■ SHORT PROBLEM ■
Copy out every record below, word for word.

■ EXTRACTED ENTRIES ■
start

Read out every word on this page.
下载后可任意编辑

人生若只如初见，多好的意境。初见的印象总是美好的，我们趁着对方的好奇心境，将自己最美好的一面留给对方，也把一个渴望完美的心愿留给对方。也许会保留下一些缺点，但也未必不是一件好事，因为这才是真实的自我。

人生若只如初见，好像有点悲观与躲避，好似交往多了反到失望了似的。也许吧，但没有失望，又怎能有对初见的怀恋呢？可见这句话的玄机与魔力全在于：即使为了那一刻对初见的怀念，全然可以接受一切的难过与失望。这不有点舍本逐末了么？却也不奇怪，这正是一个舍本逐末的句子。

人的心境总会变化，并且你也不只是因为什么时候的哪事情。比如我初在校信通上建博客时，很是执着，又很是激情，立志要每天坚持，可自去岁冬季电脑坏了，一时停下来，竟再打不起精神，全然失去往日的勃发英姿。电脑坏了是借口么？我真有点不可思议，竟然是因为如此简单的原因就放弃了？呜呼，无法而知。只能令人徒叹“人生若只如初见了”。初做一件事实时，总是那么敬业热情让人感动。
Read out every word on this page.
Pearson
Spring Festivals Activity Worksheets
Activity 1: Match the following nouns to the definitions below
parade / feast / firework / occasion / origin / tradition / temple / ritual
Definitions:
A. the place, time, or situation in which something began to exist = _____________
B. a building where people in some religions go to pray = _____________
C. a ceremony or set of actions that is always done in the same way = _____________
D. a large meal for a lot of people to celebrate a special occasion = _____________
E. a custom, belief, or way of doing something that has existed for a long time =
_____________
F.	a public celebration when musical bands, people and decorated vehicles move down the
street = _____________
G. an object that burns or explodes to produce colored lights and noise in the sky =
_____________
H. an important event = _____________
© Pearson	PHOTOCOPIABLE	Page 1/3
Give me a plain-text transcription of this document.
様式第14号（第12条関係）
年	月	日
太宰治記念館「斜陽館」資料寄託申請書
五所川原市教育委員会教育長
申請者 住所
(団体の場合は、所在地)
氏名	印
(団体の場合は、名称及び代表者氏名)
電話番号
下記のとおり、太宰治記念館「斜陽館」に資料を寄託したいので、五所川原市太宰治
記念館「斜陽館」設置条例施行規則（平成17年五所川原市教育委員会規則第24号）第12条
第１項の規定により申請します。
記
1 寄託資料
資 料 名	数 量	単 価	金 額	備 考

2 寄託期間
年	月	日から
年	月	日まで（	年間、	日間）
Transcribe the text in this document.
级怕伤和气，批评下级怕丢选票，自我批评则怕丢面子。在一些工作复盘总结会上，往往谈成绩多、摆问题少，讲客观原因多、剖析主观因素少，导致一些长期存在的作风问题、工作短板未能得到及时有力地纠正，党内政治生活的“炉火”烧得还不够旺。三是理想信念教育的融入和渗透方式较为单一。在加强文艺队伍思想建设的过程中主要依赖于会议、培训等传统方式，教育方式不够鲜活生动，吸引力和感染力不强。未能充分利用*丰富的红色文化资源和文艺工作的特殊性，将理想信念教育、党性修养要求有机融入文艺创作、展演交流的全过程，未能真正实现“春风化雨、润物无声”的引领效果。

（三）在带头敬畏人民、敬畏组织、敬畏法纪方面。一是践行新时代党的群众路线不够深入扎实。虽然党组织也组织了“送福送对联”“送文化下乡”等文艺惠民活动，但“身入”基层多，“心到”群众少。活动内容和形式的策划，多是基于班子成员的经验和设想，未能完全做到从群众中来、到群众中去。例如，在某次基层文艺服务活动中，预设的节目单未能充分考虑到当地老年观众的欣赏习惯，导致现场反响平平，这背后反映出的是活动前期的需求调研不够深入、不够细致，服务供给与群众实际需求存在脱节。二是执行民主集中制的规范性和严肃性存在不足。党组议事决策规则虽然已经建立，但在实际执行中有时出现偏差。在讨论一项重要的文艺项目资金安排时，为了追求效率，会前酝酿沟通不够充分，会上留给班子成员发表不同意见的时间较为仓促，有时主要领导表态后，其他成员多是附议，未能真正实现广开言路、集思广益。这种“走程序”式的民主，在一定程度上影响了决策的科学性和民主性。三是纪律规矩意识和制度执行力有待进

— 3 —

end

■ TASK ANSWER ■
Read out every word on this page.
下载后可任意编辑

人生若只如初见，多好的意境。初见的印象总是美好的，我们趁着对方的好奇心境，将自己最美好的一面留给对方，也把一个渴望完美的心愿留给对方。也许会保留下一些缺点，但也未必不是一件好事，因为这才是真实的自我。

人生若只如初见，好像有点悲观与躲避，好似交往多了反到失望了似的。也许吧，但没有失望，又怎能有对初见的怀恋呢？可见这句话的玄机与魔力全在于：即使为了那一刻对初见的怀念，全然可以接受一切的难过与失望。这不有点舍本逐末了么？却也不奇怪，这正是一个舍本逐末的句子。

人的心境总会变化，并且你也不只是因为什么时候的哪事情。比如我初在校信通上建博客时，很是执着，又很是激情，立志要每天坚持，可自去岁冬季电脑坏了，一时停下来，竟再打不起精神，全然失去往日的勃发英姿。电脑坏了是借口么？我真有点不可思议，竟然是因为如此简单的原因就放弃了？呜呼，无法而知。只能令人徒叹“人生若只如初见了”。初做一件事实时，总是那么敬业热情让人感动。
Read out every word on this page.
Pearson
Spring Festivals Activity Worksheets
Activity 1: Match the following nouns to the definitions below
parade / feast / firework / occasion / origin / tradition / temple / ritual
Definitions:
A. the place, time, or situation in which something began to exist = _____________
B. a building where people in some religions go to pray = _____________
C. a ceremony or set of actions that is always done in the same way = _____________
D. a large meal for a lot of people to celebrate a special occasion = _____________
E. a custom, belief, or way of doing something that has existed for a long time =
_____________
F.	a public celebration when musical bands, people and decorated vehicles move down the
street = _____________
G. an object that burns or explodes to produce colored lights and noise in the sky =
_____________
H. an important event = _____________
© Pearson	PHOTOCOPIABLE	Page 1/3
Give me a plain-text transcription of this document.
様式第14号（第12条関係）
年	月	日
太宰治記念館「斜陽館」資料寄託申請書
五所川原市教育委員会教育長
申請者 住所
(団体の場合は、所在地)
氏名	印
(団体の場合は、名称及び代表者氏名)
電話番号
下記のとおり、太宰治記念館「斜陽館」に資料を寄託したいので、五所川原市太宰治
記念館「斜陽館」設置条例施行規則（平成17年五所川原市教育委員会規則第24号）第12条
第１項の規定により申請します。
記
1 寄託資料
資 料 名	数 量	単 価	金 額	備 考

2 寄託期間
年	月	日から
年	月	日まで（	年間、	日間）
Transcribe the text in this document.
级怕伤和气，批评下级怕丢选票，自我批评则怕丢面子。在一些工作复盘总结会上，往往谈成绩多、摆问题少，讲客观原因多、剖析主观因素少，导致一些长期存在的作风问题、工作短板未能得到及时有力地纠正，党内政治生活的“炉火”烧得还不够旺。三是理想信念教育的融入和渗透方式较为单一。在加强文艺队伍思想建设的过程中主要依赖于会议、培训等传统方式，教育方式不够鲜活生动，吸引力和感染力不强。未能充分利用*丰富的红色文化资源和文艺工作的特殊性，将理想信念教育、党性修养要求有机融入文艺创作、展演交流的全过程，未能真正实现“春风化雨、润物无声”的引领效果。

（三）在带头敬畏人民、敬畏组织、敬畏法纪方面。一是践行新时代党的群众路线不够深入扎实。虽然党组织也组织了“送福送对联”“送文化下乡”等文艺惠民活动，但“身入”基层多，“心到”群众少。活动内容和形式的策划，多是基于班子成员的经验和设想，未能完全做到从群众中来、到群众中去。例如，在某次基层文艺服务活动中，预设的节目单未能充分考虑到当地老年观众的欣赏习惯，导致现场反响平平，这背后反映出的是活动前期的需求调研不够深入、不够细致，服务供给与群众实际需求存在脱节。二是执行民主集中制的规范性和严肃性存在不足。党组议事决策规则虽然已经建立，但在实际执行中有时出现偏差。在讨论一项重要的文艺项目资金安排时，为了追求效率，会前酝酿沟通不够充分，会上留给班子成员发表不同意见的时间较为仓促，有时主要领导表态后，其他成员多是附议，未能真正实现广开言路、集思广益。这种“走程序”式的民主，在一定程度上影响了决策的科学性和民主性。三是纪律规矩意识和制度执行力有待进

— 3 —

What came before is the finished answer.